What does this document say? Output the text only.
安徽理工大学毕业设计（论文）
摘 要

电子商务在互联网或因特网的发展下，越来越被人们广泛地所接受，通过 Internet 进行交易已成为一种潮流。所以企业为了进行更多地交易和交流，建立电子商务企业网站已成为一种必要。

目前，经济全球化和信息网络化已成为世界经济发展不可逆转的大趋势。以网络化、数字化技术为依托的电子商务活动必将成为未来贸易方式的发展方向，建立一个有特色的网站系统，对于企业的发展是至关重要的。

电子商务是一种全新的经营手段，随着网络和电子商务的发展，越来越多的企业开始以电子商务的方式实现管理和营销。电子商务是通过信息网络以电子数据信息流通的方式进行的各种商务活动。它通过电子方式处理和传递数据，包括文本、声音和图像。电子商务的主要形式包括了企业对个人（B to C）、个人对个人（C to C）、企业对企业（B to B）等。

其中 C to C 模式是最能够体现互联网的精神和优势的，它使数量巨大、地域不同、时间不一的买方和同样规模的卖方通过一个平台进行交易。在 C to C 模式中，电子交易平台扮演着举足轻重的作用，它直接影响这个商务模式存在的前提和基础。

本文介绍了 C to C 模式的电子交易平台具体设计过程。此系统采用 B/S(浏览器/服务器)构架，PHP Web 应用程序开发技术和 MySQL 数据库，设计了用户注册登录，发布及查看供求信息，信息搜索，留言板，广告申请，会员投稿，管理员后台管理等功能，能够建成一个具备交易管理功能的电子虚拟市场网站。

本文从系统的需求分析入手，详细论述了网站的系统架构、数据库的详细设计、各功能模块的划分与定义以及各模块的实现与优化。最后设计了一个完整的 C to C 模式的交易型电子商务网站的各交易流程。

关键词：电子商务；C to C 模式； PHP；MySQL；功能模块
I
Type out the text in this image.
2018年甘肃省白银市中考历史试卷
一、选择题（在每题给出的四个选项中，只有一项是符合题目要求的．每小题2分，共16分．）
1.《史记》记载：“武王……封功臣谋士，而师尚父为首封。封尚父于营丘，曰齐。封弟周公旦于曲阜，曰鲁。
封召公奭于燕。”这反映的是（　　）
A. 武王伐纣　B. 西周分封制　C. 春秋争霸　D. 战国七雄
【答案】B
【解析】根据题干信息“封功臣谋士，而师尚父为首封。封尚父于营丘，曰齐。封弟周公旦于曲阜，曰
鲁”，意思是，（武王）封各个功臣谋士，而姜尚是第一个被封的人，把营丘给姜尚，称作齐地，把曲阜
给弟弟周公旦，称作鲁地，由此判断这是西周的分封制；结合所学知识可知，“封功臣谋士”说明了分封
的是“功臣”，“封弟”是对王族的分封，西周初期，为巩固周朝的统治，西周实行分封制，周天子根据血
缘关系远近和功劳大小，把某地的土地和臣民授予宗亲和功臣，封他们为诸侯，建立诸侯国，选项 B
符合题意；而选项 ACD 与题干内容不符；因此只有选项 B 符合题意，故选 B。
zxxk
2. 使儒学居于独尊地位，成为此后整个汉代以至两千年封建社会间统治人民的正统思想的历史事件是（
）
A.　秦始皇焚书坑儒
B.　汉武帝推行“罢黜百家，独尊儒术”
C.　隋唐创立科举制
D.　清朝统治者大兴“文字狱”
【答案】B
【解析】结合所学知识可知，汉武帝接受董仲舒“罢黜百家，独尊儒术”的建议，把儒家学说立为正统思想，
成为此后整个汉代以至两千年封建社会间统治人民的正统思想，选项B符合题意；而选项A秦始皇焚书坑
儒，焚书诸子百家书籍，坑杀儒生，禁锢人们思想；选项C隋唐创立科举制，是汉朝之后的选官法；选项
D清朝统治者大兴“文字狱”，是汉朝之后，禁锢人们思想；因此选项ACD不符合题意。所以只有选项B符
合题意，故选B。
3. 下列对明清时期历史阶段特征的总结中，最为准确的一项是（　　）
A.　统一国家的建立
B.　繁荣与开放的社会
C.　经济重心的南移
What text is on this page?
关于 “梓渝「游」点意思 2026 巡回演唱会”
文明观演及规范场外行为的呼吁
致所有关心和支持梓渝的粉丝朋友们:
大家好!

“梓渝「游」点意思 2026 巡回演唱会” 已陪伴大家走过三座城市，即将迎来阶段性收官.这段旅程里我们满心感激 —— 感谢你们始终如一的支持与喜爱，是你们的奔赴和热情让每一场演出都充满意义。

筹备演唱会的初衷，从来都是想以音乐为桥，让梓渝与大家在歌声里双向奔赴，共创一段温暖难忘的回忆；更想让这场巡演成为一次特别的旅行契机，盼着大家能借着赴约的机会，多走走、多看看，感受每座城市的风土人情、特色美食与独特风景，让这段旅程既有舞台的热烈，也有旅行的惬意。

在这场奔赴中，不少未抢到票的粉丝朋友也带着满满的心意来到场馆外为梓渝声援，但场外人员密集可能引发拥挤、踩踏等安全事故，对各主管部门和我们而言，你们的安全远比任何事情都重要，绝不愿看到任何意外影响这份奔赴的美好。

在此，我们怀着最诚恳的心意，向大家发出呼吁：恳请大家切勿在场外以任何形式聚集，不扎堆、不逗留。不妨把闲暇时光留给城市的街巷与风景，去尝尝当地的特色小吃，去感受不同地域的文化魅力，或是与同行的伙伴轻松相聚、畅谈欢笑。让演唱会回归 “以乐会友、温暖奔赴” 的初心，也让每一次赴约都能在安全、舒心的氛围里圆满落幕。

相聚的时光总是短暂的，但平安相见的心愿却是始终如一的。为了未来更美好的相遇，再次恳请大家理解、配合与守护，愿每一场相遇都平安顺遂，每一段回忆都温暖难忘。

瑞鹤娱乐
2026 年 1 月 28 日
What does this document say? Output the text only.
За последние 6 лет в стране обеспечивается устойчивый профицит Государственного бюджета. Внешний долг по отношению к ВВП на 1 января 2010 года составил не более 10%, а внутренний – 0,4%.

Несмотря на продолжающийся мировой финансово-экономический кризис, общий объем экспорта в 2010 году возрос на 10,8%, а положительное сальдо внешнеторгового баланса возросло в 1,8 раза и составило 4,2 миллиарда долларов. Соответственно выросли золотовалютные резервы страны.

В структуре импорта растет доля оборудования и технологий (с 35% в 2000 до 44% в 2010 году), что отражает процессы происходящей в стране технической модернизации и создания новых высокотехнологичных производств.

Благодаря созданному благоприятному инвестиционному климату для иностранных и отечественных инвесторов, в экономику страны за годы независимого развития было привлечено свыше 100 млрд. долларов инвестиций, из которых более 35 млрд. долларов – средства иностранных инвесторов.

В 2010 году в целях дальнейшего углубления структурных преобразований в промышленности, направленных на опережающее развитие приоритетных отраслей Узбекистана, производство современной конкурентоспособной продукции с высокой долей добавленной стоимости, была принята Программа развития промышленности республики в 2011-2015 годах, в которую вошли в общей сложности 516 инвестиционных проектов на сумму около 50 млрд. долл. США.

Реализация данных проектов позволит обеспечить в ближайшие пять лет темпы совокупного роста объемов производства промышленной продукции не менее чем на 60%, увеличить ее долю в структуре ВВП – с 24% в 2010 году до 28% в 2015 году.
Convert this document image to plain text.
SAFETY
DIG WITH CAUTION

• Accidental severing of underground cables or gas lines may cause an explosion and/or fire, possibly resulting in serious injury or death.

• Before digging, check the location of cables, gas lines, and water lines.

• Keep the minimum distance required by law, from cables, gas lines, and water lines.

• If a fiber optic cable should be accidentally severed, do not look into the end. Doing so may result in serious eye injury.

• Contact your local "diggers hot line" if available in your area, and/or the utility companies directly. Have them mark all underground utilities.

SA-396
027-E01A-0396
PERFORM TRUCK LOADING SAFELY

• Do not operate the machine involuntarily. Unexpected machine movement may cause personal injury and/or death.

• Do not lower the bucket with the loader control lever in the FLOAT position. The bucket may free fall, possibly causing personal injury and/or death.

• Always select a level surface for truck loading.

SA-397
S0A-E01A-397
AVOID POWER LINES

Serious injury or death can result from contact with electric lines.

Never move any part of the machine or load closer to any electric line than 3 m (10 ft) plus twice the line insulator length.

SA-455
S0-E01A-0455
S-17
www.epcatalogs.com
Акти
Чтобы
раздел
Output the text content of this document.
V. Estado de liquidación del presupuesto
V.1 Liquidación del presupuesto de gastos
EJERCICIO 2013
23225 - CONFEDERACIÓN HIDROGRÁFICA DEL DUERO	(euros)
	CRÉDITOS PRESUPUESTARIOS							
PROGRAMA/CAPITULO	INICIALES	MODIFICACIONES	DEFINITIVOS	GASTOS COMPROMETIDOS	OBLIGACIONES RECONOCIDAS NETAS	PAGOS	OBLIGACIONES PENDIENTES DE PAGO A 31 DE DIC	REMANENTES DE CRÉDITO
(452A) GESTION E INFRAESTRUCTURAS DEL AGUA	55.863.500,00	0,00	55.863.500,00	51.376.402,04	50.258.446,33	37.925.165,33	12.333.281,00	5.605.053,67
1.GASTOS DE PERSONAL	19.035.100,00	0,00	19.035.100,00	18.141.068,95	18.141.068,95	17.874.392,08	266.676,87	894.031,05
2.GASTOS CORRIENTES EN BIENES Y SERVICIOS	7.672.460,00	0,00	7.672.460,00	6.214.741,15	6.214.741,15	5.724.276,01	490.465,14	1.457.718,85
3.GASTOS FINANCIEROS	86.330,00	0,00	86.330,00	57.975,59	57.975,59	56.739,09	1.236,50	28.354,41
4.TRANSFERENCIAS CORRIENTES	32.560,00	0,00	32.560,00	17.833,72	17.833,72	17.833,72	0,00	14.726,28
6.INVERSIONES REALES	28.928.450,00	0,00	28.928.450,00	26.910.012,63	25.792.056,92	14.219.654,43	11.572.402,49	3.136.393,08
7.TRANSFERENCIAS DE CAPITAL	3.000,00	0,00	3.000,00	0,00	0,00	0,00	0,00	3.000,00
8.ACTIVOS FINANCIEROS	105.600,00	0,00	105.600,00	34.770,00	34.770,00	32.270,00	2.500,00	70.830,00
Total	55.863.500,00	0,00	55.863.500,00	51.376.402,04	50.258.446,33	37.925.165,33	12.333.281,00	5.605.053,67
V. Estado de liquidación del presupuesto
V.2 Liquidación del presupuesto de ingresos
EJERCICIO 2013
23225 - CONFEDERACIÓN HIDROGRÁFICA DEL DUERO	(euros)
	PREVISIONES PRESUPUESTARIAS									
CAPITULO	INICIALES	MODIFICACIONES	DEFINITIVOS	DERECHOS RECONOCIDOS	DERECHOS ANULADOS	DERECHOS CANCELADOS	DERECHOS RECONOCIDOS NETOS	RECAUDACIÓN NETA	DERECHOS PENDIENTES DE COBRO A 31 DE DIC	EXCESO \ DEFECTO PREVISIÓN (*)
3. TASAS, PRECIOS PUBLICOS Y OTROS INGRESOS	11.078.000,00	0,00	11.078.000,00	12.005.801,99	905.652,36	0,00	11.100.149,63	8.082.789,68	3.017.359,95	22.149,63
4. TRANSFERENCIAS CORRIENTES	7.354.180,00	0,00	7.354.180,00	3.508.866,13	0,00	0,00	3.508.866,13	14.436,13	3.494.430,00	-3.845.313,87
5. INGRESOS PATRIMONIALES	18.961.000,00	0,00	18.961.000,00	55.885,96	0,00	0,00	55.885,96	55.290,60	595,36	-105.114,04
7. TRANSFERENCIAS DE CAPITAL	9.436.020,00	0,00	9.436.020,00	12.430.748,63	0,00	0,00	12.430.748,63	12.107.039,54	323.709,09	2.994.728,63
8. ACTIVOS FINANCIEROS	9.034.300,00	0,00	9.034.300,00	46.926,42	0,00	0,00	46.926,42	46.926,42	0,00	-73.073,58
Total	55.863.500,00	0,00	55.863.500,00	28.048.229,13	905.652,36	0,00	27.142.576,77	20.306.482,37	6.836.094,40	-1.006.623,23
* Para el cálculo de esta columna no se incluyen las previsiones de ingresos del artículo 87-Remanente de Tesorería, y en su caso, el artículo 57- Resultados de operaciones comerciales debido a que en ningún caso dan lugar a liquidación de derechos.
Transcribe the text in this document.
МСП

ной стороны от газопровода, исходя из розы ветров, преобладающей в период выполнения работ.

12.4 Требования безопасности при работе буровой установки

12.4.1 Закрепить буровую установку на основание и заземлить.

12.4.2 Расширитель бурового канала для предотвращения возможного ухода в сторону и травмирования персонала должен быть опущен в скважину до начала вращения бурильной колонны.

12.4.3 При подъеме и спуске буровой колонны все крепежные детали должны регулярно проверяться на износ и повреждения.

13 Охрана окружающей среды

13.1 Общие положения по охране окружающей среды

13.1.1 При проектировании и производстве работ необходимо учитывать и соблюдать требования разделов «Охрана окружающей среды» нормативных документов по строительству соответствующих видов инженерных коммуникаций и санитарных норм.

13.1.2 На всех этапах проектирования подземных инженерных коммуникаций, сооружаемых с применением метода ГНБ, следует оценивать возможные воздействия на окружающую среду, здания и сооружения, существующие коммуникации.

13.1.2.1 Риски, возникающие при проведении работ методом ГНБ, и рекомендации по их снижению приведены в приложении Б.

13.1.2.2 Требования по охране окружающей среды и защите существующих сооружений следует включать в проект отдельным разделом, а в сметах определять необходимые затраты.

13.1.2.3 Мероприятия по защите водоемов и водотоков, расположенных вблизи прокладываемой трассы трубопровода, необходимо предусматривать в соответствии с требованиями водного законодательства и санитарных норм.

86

• **Work to be completed**
Look through the entries above for the word "необходимо". Copy every line where it shows up.

• **Output for this task**
13.1.1 При проектировании и производстве работ необходимо учитывать и соблюдать требования разделов «Охрана окружающей среды» нормативных документов по строительству соответствующих видов инженерных коммуникаций и санитарных норм.
13.1.2.3 Мероприятия по защите водоемов и водотоков, расположенных вблизи прокладываемой трассы трубопровода, необходимо предусматривать в соответствии с требованиями водного законодательства и санитарных норм.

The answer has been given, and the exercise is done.